**Source material:**
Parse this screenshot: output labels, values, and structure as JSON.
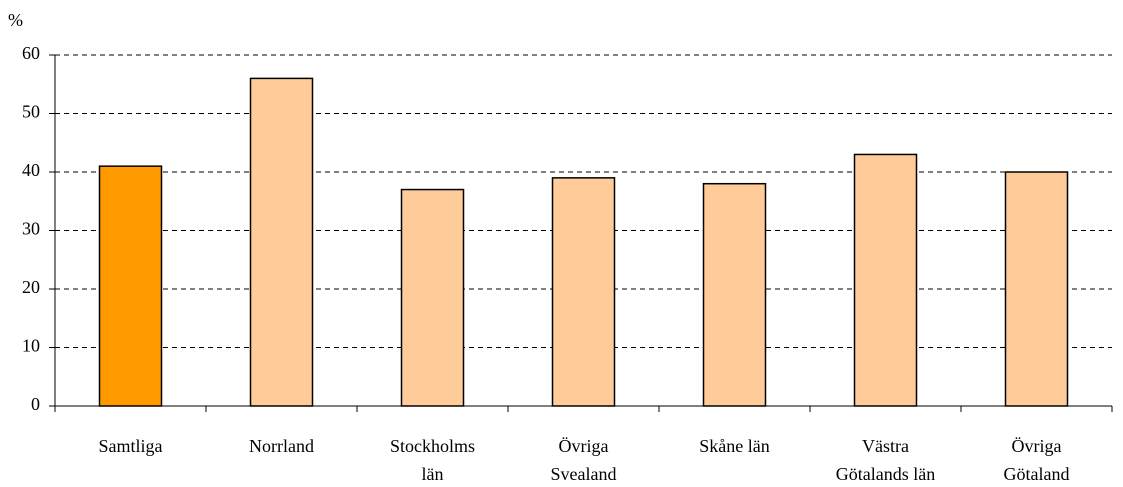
{
  "chart_data": {
    "type": "bar",
    "y_label": "%",
    "categories": [
      "Samtliga",
      "Norrland",
      "Stockholms\nlän",
      "Övriga\nSvealand",
      "Skåne län",
      "Västra\nGötalands län",
      "Övriga\nGötaland"
    ],
    "values": [
      41,
      56,
      37,
      39,
      38,
      43,
      40
    ],
    "colors": [
      "#ff9900",
      "#ffcc99",
      "#ffcc99",
      "#ffcc99",
      "#ffcc99",
      "#ffcc99",
      "#ffcc99"
    ],
    "ylim": [
      0,
      60
    ],
    "yticks": [
      0,
      10,
      20,
      30,
      40,
      50,
      60
    ],
    "grid": true
  }
}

**Exercise details:**
Pick out each line containing the string "Övriga" and copy it.

**Answer to this exercise:**
      "Övriga\nSvealand",
      "Övriga\nGötaland"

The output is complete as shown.